_Ordem de trabalho A_
No texto sobre o Kiss, em que programa Paul Stanley deu a entrevista?
_Ordem de trabalho B_
Retome o texto sobre o Kiss a partir da última frase apresentada.

_Trecho selecionado_
Se os fãs do Kiss esperavam que algum dia fosse possível ver a formação clássica do grupo reunida para um show, essa possibilidade deve ser descartada. Ao menos é a impressão que fica após a participação do vocalista e guitarrista do grupo, Paul Stanley, em entrevista ao programa Jim & Sam Show, da SiriusMX.

Na entrevista, ele reconhece a importância de Peter Criss e Ace Frehley para a história da banda, além disso, admite que foram de extrema importância para a criação dos álbuns clássicos do KISS. Porém, uma reunião com os ex-integrantes seria algo impossível, revelou: “Bem, os quatro originais são os quatro originais. Fomos nós que começamos isso e criamos esse modelo que está de pé até hoje”, comentou. “Mas acho que as pessoas erram quando pensam que as coisas podem permanecer atemporais e que o tempo não cobra o seu preço”, completou o vocalista.

_Dados fornecidos_
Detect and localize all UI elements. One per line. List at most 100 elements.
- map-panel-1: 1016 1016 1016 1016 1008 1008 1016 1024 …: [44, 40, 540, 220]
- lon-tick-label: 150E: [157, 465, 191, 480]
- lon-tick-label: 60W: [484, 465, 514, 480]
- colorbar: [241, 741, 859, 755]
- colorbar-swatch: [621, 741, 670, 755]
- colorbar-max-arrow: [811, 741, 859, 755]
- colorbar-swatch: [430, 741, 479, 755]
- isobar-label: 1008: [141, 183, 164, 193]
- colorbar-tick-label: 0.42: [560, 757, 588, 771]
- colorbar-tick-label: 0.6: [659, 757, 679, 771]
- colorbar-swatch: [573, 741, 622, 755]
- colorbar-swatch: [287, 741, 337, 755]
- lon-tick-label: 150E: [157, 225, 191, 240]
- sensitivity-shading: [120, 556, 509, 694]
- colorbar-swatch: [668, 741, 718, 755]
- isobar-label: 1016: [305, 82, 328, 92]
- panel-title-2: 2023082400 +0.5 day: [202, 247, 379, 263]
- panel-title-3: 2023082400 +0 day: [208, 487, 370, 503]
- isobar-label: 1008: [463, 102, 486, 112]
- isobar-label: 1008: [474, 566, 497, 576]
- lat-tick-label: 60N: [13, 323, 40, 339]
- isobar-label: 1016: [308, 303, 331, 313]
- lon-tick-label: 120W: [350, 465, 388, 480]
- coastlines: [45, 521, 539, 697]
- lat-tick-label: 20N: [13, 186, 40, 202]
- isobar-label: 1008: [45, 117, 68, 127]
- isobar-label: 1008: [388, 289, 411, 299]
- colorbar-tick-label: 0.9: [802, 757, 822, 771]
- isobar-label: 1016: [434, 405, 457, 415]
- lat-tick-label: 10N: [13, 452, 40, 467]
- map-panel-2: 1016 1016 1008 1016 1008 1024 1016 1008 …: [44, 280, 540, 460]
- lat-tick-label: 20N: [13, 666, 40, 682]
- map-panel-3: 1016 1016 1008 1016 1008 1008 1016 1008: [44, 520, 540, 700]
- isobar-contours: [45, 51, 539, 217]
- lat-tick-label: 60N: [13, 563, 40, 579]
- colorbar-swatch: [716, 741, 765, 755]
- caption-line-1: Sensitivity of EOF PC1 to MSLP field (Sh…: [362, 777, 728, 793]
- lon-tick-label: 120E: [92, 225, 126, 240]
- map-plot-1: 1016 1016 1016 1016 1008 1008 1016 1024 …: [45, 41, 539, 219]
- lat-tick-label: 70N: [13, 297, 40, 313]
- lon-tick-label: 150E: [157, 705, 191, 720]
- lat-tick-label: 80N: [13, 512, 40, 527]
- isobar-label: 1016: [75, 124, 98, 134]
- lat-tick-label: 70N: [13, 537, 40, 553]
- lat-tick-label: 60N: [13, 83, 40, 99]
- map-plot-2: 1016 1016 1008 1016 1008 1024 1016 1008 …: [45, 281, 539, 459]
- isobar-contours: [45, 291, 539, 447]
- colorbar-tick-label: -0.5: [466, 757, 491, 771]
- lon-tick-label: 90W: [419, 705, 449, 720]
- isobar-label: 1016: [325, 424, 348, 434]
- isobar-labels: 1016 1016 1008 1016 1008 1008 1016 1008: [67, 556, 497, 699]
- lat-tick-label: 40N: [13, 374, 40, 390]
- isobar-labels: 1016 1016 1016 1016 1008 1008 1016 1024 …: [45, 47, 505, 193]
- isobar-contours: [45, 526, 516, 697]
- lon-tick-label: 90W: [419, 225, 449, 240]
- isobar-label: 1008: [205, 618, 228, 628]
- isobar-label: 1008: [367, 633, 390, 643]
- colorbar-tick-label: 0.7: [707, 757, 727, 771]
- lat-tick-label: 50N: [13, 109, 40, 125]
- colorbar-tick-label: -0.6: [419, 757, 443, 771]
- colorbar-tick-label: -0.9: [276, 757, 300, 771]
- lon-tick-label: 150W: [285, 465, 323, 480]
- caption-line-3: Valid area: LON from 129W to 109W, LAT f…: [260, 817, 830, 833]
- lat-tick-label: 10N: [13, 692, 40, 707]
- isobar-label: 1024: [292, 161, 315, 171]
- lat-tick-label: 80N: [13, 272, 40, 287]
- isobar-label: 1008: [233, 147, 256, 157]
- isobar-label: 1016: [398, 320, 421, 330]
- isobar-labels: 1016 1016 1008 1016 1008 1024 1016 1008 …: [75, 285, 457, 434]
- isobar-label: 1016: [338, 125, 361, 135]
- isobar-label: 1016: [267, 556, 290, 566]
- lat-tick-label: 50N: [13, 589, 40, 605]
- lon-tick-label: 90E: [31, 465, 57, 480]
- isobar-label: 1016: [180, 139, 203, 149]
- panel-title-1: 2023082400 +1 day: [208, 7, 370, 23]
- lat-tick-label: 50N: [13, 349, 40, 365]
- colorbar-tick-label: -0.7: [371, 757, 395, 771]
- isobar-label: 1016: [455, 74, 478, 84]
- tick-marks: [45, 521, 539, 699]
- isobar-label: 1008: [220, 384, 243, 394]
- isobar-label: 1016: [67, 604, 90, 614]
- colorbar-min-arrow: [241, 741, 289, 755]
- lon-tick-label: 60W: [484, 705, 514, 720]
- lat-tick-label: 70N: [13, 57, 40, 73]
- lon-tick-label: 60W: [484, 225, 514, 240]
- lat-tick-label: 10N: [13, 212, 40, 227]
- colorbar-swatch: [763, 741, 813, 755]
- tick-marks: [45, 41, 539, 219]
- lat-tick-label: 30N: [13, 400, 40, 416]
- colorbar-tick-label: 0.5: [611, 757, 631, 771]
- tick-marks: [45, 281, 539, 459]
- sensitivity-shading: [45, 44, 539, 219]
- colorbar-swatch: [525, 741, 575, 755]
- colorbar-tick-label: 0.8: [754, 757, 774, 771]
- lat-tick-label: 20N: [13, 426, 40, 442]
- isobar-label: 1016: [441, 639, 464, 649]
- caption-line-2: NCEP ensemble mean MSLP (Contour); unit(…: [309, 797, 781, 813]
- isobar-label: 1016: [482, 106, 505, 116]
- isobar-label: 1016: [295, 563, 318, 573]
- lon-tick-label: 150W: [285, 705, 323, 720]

_Área de resposta A_
No Jim & Sam Show, da SiriusMX.

_Área de resposta B_
“Nos tivemos momentos incríveis e fizemos coisas fenomenais juntos que me liga a eles [Peter Criss (bateria) e Ace Frehley (guitarra)] para sempre. Mas isso não é um conto de fadas, ou seja, não termina aí”, disse. “Eu já disse isso antes: “A gente não estaria aqui sem o Ace e o Peter, mas não estaríamos aqui hoje com eles”, acrescentou Stanley.

“Acho que as pessoas anseiam por algo que é – eu iria dizer que ‘impraticável’. Eu diria impossível. É ótimo recordar, mas não é tão diferente do que se você terminasse com alguém e anos depois você pensasse: ‘Uau. Por que isso aconteceu? Deixe-me voltar’. Você volta e não é mais a mesma coisa. E você rapidamente percebe, como nós, por que não funcionou da primeira vez. E é por isso que não funcionou da segunda vez”, finalizou Paul, que lembrou das reuniões com os integrantes originais que o grupo fez em meados dos anos 1990 e no começo de 2000.